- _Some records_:
::::::::::
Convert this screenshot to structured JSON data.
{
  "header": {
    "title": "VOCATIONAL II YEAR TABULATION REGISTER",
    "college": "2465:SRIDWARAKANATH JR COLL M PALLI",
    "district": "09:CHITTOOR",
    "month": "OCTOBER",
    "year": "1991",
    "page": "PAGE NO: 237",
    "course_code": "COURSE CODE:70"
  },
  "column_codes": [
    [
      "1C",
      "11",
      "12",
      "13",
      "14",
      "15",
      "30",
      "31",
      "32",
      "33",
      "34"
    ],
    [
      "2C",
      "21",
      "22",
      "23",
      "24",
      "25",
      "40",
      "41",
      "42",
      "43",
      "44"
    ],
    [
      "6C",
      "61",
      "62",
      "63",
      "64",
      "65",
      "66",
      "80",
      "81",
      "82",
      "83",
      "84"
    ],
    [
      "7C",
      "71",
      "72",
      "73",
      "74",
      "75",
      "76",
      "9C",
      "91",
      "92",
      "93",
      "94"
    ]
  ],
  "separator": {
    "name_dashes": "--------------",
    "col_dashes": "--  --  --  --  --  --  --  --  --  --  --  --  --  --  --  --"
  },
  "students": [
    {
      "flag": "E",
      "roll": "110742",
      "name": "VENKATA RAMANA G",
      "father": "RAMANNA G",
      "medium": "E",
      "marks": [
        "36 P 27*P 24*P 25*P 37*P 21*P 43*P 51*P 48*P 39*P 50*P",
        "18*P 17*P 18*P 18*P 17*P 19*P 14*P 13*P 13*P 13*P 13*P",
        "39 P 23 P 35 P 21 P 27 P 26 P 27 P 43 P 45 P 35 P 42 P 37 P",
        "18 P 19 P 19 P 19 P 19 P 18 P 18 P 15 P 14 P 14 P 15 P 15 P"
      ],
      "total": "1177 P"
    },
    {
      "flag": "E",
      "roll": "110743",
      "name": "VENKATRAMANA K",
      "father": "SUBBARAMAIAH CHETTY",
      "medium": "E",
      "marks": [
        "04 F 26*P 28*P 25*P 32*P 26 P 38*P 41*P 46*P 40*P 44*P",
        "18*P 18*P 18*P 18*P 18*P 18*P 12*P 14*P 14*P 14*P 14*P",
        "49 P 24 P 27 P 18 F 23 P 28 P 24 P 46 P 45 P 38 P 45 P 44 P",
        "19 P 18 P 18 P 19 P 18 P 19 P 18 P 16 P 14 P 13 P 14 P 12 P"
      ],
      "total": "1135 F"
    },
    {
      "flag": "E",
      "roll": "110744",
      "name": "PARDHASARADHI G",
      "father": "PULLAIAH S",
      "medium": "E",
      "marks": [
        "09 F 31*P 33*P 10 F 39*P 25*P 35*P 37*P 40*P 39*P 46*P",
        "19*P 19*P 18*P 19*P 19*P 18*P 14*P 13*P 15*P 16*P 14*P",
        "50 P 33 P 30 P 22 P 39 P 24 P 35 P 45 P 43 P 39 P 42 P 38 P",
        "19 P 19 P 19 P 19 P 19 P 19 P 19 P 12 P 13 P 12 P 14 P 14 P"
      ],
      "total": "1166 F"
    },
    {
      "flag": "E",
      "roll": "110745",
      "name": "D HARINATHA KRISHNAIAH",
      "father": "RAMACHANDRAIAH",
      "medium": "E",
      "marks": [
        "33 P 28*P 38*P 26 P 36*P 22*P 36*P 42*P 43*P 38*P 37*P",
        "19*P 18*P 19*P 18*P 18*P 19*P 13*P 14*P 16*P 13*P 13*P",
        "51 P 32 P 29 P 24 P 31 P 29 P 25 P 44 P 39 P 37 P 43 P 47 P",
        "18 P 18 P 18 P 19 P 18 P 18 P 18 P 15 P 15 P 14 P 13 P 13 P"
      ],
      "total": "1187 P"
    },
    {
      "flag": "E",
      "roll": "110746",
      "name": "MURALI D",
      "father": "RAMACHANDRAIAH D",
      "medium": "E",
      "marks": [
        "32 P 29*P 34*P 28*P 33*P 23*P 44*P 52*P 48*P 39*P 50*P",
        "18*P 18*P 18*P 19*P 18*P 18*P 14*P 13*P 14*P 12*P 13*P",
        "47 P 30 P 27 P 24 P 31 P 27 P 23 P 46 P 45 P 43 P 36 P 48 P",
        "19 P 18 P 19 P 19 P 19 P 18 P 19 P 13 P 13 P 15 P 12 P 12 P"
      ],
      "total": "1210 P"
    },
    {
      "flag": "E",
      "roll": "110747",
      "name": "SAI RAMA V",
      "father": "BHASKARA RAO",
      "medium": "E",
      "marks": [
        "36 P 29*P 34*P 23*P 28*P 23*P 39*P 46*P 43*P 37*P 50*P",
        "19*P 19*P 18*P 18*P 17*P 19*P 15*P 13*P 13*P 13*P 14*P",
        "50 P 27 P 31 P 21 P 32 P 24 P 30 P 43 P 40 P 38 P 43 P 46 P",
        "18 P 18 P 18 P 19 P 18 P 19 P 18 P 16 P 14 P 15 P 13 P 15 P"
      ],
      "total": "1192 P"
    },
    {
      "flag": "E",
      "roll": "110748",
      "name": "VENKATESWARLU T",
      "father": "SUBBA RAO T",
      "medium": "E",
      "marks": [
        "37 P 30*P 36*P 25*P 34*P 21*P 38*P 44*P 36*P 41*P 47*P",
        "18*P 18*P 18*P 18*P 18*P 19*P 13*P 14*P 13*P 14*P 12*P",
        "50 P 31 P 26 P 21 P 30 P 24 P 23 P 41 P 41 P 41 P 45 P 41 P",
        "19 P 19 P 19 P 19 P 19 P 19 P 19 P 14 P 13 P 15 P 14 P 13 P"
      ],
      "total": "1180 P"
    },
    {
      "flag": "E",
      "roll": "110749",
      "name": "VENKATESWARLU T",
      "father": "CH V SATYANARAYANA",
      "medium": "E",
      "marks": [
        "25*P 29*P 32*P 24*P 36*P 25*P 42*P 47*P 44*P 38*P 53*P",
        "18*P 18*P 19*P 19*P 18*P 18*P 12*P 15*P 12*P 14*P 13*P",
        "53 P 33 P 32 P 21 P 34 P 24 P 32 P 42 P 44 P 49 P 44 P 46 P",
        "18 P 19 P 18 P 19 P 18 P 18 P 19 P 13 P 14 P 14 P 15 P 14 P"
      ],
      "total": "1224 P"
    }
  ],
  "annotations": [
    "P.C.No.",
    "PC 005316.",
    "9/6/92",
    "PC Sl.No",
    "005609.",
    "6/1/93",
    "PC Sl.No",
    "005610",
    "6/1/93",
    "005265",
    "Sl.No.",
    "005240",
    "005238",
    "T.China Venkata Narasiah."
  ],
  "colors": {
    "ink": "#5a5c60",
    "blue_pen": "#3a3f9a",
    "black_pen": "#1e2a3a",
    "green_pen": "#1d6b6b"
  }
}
::::::::::
- _TASK OBJECTIVE_:
Recopy the entries above exactly, with every line included.

- _OUTPUT FOR THIS EXERCISE_:
Convert this screenshot to structured JSON data.
{
  "header": {
    "title": "VOCATIONAL II YEAR TABULATION REGISTER",
    "college": "2465:SRIDWARAKANATH JR COLL M PALLI",
    "district": "09:CHITTOOR",
    "month": "OCTOBER",
    "year": "1991",
    "page": "PAGE NO: 237",
    "course_code": "COURSE CODE:70"
  },
  "column_codes": [
    [
      "1C",
      "11",
      "12",
      "13",
      "14",
      "15",
      "30",
      "31",
      "32",
      "33",
      "34"
    ],
    [
      "2C",
      "21",
      "22",
      "23",
      "24",
      "25",
      "40",
      "41",
      "42",
      "43",
      "44"
    ],
    [
      "6C",
      "61",
      "62",
      "63",
      "64",
      "65",
      "66",
      "80",
      "81",
      "82",
      "83",
      "84"
    ],
    [
      "7C",
      "71",
      "72",
      "73",
      "74",
      "75",
      "76",
      "9C",
      "91",
      "92",
      "93",
      "94"
    ]
  ],
  "separator": {
    "name_dashes": "--------------",
    "col_dashes": "--  --  --  --  --  --  --  --  --  --  --  --  --  --  --  --"
  },
  "students": [
    {
      "flag": "E",
      "roll": "110742",
      "name": "VENKATA RAMANA G",
      "father": "RAMANNA G",
      "medium": "E",
      "marks": [
        "36 P 27*P 24*P 25*P 37*P 21*P 43*P 51*P 48*P 39*P 50*P",
        "18*P 17*P 18*P 18*P 17*P 19*P 14*P 13*P 13*P 13*P 13*P",
        "39 P 23 P 35 P 21 P 27 P 26 P 27 P 43 P 45 P 35 P 42 P 37 P",
        "18 P 19 P 19 P 19 P 19 P 18 P 18 P 15 P 14 P 14 P 15 P 15 P"
      ],
      "total": "1177 P"
    },
    {
      "flag": "E",
      "roll": "110743",
      "name": "VENKATRAMANA K",
      "father": "SUBBARAMAIAH CHETTY",
      "medium": "E",
      "marks": [
        "04 F 26*P 28*P 25*P 32*P 26 P 38*P 41*P 46*P 40*P 44*P",
        "18*P 18*P 18*P 18*P 18*P 18*P 12*P 14*P 14*P 14*P 14*P",
        "49 P 24 P 27 P 18 F 23 P 28 P 24 P 46 P 45 P 38 P 45 P 44 P",
        "19 P 18 P 18 P 19 P 18 P 19 P 18 P 16 P 14 P 13 P 14 P 12 P"
      ],
      "total": "1135 F"
    },
    {
      "flag": "E",
      "roll": "110744",
      "name": "PARDHASARADHI G",
      "father": "PULLAIAH S",
      "medium": "E",
      "marks": [
        "09 F 31*P 33*P 10 F 39*P 25*P 35*P 37*P 40*P 39*P 46*P",
        "19*P 19*P 18*P 19*P 19*P 18*P 14*P 13*P 15*P 16*P 14*P",
        "50 P 33 P 30 P 22 P 39 P 24 P 35 P 45 P 43 P 39 P 42 P 38 P",
        "19 P 19 P 19 P 19 P 19 P 19 P 19 P 12 P 13 P 12 P 14 P 14 P"
      ],
      "total": "1166 F"
    },
    {
      "flag": "E",
      "roll": "110745",
      "name": "D HARINATHA KRISHNAIAH",
      "father": "RAMACHANDRAIAH",
      "medium": "E",
      "marks": [
        "33 P 28*P 38*P 26 P 36*P 22*P 36*P 42*P 43*P 38*P 37*P",
        "19*P 18*P 19*P 18*P 18*P 19*P 13*P 14*P 16*P 13*P 13*P",
        "51 P 32 P 29 P 24 P 31 P 29 P 25 P 44 P 39 P 37 P 43 P 47 P",
        "18 P 18 P 18 P 19 P 18 P 18 P 18 P 15 P 15 P 14 P 13 P 13 P"
      ],
      "total": "1187 P"
    },
    {
      "flag": "E",
      "roll": "110746",
      "name": "MURALI D",
      "father": "RAMACHANDRAIAH D",
      "medium": "E",
      "marks": [
        "32 P 29*P 34*P 28*P 33*P 23*P 44*P 52*P 48*P 39*P 50*P",
        "18*P 18*P 18*P 19*P 18*P 18*P 14*P 13*P 14*P 12*P 13*P",
        "47 P 30 P 27 P 24 P 31 P 27 P 23 P 46 P 45 P 43 P 36 P 48 P",
        "19 P 18 P 19 P 19 P 19 P 18 P 19 P 13 P 13 P 15 P 12 P 12 P"
      ],
      "total": "1210 P"
    },
    {
      "flag": "E",
      "roll": "110747",
      "name": "SAI RAMA V",
      "father": "BHASKARA RAO",
      "medium": "E",
      "marks": [
        "36 P 29*P 34*P 23*P 28*P 23*P 39*P 46*P 43*P 37*P 50*P",
        "19*P 19*P 18*P 18*P 17*P 19*P 15*P 13*P 13*P 13*P 14*P",
        "50 P 27 P 31 P 21 P 32 P 24 P 30 P 43 P 40 P 38 P 43 P 46 P",
        "18 P 18 P 18 P 19 P 18 P 19 P 18 P 16 P 14 P 15 P 13 P 15 P"
      ],
      "total": "1192 P"
    },
    {
      "flag": "E",
      "roll": "110748",
      "name": "VENKATESWARLU T",
      "father": "SUBBA RAO T",
      "medium": "E",
      "marks": [
        "37 P 30*P 36*P 25*P 34*P 21*P 38*P 44*P 36*P 41*P 47*P",
        "18*P 18*P 18*P 18*P 18*P 19*P 13*P 14*P 13*P 14*P 12*P",
        "50 P 31 P 26 P 21 P 30 P 24 P 23 P 41 P 41 P 41 P 45 P 41 P",
        "19 P 19 P 19 P 19 P 19 P 19 P 19 P 14 P 13 P 15 P 14 P 13 P"
      ],
      "total": "1180 P"
    },
    {
      "flag": "E",
      "roll": "110749",
      "name": "VENKATESWARLU T",
      "father": "CH V SATYANARAYANA",
      "medium": "E",
      "marks": [
        "25*P 29*P 32*P 24*P 36*P 25*P 42*P 47*P 44*P 38*P 53*P",
        "18*P 18*P 19*P 19*P 18*P 18*P 12*P 15*P 12*P 14*P 13*P",
        "53 P 33 P 32 P 21 P 34 P 24 P 32 P 42 P 44 P 49 P 44 P 46 P",
        "18 P 19 P 18 P 19 P 18 P 18 P 19 P 13 P 14 P 14 P 15 P 14 P"
      ],
      "total": "1224 P"
    }
  ],
  "annotations": [
    "P.C.No.",
    "PC 005316.",
    "9/6/92",
    "PC Sl.No",
    "005609.",
    "6/1/93",
    "PC Sl.No",
    "005610",
    "6/1/93",
    "005265",
    "Sl.No.",
    "005240",
    "005238",
    "T.China Venkata Narasiah."
  ],
  "colors": {
    "ink": "#5a5c60",
    "blue_pen": "#3a3f9a",
    "black_pen": "#1e2a3a",
    "green_pen": "#1d6b6b"
  }
}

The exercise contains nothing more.